=== STATED TASK ===
Below are some records; retype all of them exactly.

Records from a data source
>>>>>
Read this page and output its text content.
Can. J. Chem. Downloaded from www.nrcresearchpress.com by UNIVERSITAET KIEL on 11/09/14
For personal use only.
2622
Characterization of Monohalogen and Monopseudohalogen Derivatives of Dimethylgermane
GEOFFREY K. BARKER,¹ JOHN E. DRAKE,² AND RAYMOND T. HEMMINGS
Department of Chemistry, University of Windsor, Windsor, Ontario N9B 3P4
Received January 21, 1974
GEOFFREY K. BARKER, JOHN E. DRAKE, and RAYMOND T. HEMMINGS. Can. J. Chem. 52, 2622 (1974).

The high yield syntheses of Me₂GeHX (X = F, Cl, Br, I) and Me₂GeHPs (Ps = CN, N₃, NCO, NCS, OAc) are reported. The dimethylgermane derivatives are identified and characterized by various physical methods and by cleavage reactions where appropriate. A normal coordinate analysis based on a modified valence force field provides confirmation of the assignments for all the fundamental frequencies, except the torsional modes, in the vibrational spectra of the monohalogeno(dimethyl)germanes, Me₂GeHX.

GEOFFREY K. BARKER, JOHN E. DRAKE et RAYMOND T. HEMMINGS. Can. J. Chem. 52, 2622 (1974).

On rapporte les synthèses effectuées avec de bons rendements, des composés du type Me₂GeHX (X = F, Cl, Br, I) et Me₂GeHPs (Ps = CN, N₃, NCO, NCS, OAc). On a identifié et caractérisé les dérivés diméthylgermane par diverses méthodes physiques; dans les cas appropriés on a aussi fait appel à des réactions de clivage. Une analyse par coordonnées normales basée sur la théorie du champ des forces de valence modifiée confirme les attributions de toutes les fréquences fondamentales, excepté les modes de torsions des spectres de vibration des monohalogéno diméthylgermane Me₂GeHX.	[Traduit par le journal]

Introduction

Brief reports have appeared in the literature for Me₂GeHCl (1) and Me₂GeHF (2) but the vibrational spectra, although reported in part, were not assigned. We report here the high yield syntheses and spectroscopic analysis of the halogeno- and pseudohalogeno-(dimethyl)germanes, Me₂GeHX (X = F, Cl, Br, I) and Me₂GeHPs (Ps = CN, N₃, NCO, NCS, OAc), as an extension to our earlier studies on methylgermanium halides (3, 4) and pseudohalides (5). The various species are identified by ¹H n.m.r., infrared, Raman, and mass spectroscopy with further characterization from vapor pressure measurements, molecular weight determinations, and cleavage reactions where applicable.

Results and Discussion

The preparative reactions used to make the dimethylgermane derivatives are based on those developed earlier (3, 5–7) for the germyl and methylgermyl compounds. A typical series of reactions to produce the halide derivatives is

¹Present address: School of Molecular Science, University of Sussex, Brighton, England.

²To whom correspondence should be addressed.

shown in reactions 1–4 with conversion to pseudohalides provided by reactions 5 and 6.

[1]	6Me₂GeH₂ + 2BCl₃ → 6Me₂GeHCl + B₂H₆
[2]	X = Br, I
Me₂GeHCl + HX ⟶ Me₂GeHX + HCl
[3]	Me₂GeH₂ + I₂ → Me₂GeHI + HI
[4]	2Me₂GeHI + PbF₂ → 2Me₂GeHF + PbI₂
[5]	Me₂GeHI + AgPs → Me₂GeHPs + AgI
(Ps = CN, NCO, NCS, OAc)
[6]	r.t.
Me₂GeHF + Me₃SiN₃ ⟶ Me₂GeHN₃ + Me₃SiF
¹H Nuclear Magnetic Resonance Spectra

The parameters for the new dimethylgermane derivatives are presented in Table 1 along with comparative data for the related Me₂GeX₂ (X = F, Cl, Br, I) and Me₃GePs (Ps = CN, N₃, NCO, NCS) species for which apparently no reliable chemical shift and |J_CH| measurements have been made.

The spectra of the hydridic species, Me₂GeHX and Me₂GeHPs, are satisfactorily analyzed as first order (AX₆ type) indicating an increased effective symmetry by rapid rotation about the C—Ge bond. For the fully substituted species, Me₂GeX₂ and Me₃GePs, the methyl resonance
<<<<<
=== THE SOLUTION ===
Read this page and output its text content.
Can. J. Chem. Downloaded from www.nrcresearchpress.com by UNIVERSITAET KIEL on 11/09/14
For personal use only.
2622
Characterization of Monohalogen and Monopseudohalogen Derivatives of Dimethylgermane
GEOFFREY K. BARKER,¹ JOHN E. DRAKE,² AND RAYMOND T. HEMMINGS
Department of Chemistry, University of Windsor, Windsor, Ontario N9B 3P4
Received January 21, 1974
GEOFFREY K. BARKER, JOHN E. DRAKE, and RAYMOND T. HEMMINGS. Can. J. Chem. 52, 2622 (1974).

The high yield syntheses of Me₂GeHX (X = F, Cl, Br, I) and Me₂GeHPs (Ps = CN, N₃, NCO, NCS, OAc) are reported. The dimethylgermane derivatives are identified and characterized by various physical methods and by cleavage reactions where appropriate. A normal coordinate analysis based on a modified valence force field provides confirmation of the assignments for all the fundamental frequencies, except the torsional modes, in the vibrational spectra of the monohalogeno(dimethyl)germanes, Me₂GeHX.

GEOFFREY K. BARKER, JOHN E. DRAKE et RAYMOND T. HEMMINGS. Can. J. Chem. 52, 2622 (1974).

On rapporte les synthèses effectuées avec de bons rendements, des composés du type Me₂GeHX (X = F, Cl, Br, I) et Me₂GeHPs (Ps = CN, N₃, NCO, NCS, OAc). On a identifié et caractérisé les dérivés diméthylgermane par diverses méthodes physiques; dans les cas appropriés on a aussi fait appel à des réactions de clivage. Une analyse par coordonnées normales basée sur la théorie du champ des forces de valence modifiée confirme les attributions de toutes les fréquences fondamentales, excepté les modes de torsions des spectres de vibration des monohalogéno diméthylgermane Me₂GeHX.	[Traduit par le journal]

Introduction

Brief reports have appeared in the literature for Me₂GeHCl (1) and Me₂GeHF (2) but the vibrational spectra, although reported in part, were not assigned. We report here the high yield syntheses and spectroscopic analysis of the halogeno- and pseudohalogeno-(dimethyl)germanes, Me₂GeHX (X = F, Cl, Br, I) and Me₂GeHPs (Ps = CN, N₃, NCO, NCS, OAc), as an extension to our earlier studies on methylgermanium halides (3, 4) and pseudohalides (5). The various species are identified by ¹H n.m.r., infrared, Raman, and mass spectroscopy with further characterization from vapor pressure measurements, molecular weight determinations, and cleavage reactions where applicable.

Results and Discussion

The preparative reactions used to make the dimethylgermane derivatives are based on those developed earlier (3, 5–7) for the germyl and methylgermyl compounds. A typical series of reactions to produce the halide derivatives is

¹Present address: School of Molecular Science, University of Sussex, Brighton, England.

²To whom correspondence should be addressed.

shown in reactions 1–4 with conversion to pseudohalides provided by reactions 5 and 6.

[1]	6Me₂GeH₂ + 2BCl₃ → 6Me₂GeHCl + B₂H₆
[2]	X = Br, I
Me₂GeHCl + HX ⟶ Me₂GeHX + HCl
[3]	Me₂GeH₂ + I₂ → Me₂GeHI + HI
[4]	2Me₂GeHI + PbF₂ → 2Me₂GeHF + PbI₂
[5]	Me₂GeHI + AgPs → Me₂GeHPs + AgI
(Ps = CN, NCO, NCS, OAc)
[6]	r.t.
Me₂GeHF + Me₃SiN₃ ⟶ Me₂GeHN₃ + Me₃SiF
¹H Nuclear Magnetic Resonance Spectra

The parameters for the new dimethylgermane derivatives are presented in Table 1 along with comparative data for the related Me₂GeX₂ (X = F, Cl, Br, I) and Me₃GePs (Ps = CN, N₃, NCO, NCS) species for which apparently no reliable chemical shift and |J_CH| measurements have been made.

The spectra of the hydridic species, Me₂GeHX and Me₂GeHPs, are satisfactorily analyzed as first order (AX₆ type) indicating an increased effective symmetry by rapid rotation about the C—Ge bond. For the fully substituted species, Me₂GeX₂ and Me₃GePs, the methyl resonance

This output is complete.